╭──

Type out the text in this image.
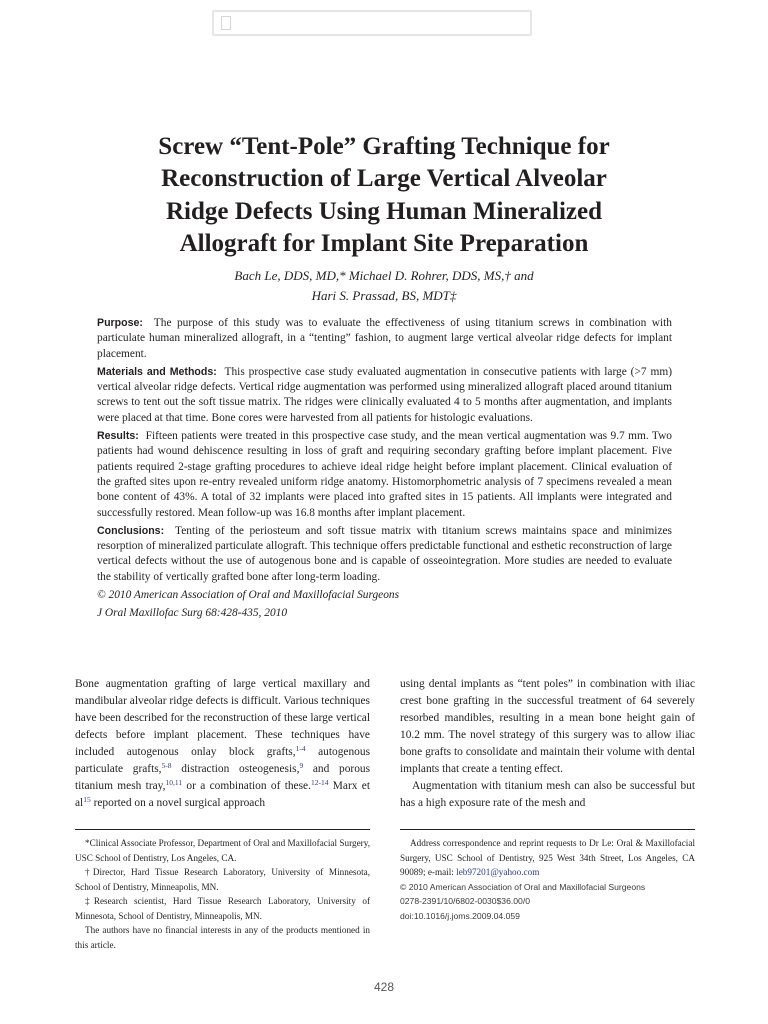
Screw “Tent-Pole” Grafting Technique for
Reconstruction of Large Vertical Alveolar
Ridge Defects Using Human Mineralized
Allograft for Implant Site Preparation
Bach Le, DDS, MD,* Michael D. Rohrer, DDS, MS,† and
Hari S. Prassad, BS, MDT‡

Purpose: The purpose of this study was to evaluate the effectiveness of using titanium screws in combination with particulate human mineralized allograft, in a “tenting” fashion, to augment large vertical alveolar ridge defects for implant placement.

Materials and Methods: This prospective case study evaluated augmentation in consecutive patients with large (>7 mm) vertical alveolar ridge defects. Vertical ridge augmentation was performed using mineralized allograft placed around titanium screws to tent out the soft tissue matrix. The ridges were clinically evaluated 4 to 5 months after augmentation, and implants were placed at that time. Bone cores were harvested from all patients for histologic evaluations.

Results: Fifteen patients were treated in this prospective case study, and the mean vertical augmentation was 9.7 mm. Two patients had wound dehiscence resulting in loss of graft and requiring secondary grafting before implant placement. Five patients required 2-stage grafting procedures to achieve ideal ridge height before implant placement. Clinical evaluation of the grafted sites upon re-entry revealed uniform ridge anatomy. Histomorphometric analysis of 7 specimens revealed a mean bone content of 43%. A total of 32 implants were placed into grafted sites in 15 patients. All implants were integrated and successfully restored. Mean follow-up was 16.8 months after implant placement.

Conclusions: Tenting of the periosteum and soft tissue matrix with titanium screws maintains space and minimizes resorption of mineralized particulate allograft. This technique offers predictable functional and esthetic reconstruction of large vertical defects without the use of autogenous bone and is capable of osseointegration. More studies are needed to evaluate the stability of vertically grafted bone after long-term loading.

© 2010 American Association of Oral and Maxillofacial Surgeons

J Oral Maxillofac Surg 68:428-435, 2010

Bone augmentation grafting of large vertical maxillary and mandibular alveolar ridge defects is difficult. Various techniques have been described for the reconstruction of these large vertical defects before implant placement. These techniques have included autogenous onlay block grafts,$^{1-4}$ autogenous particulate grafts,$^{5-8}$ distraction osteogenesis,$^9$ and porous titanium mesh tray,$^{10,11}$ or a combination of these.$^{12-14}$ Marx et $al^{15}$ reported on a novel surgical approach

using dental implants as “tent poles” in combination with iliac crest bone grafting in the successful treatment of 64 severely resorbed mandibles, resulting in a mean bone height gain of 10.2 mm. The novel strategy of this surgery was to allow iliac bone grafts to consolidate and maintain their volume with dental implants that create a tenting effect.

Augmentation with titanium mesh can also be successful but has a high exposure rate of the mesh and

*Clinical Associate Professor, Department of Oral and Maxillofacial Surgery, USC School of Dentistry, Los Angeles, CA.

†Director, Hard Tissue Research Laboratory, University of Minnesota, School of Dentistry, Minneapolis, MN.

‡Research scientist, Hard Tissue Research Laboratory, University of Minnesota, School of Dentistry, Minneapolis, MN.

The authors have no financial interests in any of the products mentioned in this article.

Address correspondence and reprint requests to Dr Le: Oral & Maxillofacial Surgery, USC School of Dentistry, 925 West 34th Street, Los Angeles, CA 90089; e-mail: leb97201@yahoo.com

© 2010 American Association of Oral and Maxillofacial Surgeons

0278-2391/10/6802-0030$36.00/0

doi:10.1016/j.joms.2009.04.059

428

╰──
╭──

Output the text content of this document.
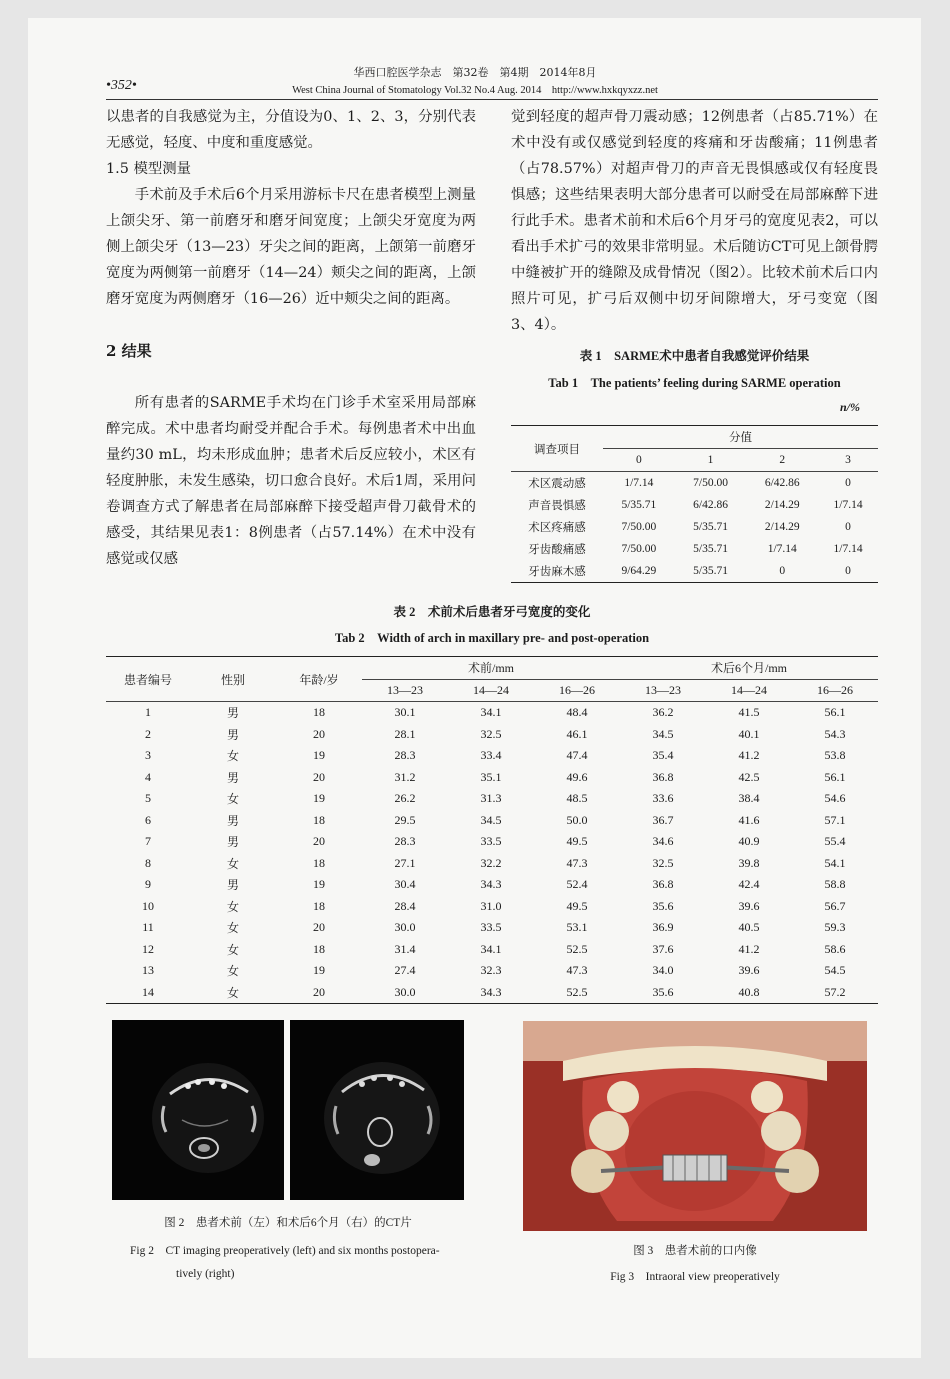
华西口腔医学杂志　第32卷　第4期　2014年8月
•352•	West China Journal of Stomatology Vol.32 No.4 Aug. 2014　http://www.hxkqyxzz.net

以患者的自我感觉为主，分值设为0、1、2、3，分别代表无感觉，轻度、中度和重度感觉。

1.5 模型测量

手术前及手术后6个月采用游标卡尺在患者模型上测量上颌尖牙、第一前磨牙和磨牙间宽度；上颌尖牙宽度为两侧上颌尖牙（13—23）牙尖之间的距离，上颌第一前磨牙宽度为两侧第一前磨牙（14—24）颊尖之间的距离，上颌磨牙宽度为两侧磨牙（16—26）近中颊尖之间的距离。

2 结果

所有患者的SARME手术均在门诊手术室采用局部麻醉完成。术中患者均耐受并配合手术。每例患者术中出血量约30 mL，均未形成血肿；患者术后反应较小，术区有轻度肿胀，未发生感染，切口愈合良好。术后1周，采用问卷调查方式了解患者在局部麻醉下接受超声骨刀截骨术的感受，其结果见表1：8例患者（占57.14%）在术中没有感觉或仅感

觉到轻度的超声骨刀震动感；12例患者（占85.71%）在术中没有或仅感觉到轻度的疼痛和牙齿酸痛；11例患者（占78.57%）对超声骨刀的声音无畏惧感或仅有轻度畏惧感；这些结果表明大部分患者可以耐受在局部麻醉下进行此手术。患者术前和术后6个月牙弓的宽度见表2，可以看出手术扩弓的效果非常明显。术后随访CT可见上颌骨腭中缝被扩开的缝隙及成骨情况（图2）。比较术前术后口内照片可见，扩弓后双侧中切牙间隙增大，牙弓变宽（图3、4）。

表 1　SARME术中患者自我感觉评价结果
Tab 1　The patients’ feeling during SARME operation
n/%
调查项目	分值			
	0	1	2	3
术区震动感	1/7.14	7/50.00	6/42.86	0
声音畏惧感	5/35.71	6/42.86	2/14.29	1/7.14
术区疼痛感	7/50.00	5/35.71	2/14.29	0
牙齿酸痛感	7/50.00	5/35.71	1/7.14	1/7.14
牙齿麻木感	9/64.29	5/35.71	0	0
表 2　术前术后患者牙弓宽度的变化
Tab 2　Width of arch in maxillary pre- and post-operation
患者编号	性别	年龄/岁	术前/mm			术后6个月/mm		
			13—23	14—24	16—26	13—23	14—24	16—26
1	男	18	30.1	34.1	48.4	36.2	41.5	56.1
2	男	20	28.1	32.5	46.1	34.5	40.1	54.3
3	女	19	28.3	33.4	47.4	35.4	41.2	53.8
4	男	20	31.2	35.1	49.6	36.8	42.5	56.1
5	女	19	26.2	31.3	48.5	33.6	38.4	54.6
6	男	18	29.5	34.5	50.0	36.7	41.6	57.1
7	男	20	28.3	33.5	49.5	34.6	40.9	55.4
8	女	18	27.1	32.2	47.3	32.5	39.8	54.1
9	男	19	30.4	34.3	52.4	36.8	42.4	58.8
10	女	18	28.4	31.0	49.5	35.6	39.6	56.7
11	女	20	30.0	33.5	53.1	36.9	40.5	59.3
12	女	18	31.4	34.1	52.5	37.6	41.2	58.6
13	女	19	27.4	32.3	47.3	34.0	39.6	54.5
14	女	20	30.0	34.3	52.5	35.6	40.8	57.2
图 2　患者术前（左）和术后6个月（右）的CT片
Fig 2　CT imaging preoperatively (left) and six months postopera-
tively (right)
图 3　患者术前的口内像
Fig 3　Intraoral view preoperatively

╰──
╭──

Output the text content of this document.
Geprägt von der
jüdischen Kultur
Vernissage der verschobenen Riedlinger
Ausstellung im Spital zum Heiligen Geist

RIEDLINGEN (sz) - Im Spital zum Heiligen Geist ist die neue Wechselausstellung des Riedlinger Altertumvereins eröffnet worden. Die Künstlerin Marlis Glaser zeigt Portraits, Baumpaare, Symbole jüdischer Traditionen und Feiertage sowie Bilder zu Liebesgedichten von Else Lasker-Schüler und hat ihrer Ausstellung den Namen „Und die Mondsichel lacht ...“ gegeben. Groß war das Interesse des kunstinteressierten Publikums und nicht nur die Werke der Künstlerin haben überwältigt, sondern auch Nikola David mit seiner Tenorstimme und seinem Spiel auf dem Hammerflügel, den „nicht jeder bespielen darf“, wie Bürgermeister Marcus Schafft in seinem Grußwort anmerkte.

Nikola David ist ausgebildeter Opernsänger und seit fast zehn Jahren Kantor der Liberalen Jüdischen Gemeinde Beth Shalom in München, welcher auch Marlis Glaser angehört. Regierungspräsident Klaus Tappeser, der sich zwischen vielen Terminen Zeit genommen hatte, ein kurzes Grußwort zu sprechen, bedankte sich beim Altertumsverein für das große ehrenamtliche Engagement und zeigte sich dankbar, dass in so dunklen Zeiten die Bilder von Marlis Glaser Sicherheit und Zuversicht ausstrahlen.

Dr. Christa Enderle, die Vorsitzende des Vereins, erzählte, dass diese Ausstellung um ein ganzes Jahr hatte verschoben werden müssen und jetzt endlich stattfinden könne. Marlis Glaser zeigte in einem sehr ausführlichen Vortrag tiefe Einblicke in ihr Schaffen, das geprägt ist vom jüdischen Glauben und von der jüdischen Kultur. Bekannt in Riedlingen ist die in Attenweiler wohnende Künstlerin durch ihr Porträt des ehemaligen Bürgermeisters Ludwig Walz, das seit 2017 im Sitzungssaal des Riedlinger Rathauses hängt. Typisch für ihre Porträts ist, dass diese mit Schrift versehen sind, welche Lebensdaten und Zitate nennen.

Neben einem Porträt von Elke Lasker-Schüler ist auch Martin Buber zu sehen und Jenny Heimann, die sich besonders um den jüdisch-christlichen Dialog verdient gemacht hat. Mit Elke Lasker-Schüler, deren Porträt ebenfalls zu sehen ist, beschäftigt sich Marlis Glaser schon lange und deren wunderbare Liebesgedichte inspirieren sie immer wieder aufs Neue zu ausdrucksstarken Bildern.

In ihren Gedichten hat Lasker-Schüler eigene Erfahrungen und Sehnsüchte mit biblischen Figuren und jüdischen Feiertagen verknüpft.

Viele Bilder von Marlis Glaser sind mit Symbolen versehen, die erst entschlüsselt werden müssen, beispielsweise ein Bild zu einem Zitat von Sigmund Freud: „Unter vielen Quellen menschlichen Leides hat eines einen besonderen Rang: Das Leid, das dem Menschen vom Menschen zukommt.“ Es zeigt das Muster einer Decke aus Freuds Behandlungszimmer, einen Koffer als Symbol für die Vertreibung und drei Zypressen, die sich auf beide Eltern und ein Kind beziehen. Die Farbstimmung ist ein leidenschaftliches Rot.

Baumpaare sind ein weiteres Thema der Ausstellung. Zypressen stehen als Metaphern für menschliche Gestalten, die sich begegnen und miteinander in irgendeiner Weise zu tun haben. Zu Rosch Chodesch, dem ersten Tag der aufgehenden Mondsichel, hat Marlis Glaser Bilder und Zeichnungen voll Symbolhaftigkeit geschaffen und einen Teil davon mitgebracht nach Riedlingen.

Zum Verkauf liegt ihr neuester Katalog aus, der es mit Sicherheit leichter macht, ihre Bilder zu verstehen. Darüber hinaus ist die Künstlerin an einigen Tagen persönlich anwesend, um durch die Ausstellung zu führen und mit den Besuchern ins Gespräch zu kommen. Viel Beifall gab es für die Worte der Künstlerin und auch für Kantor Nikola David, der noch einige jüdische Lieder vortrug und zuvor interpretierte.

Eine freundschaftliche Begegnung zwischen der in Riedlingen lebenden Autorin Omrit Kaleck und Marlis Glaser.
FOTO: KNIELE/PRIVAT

╰──

- **Try it**:
Search the data above for the word "Minnesota" and show every line that has it.

- **Result**:
†Director, Hard Tissue Research Laboratory, University of Minnesota, School of Dentistry, Minneapolis, MN.
‡Research scientist, Hard Tissue Research Laboratory, University of Minnesota, School of Dentistry, Minneapolis, MN.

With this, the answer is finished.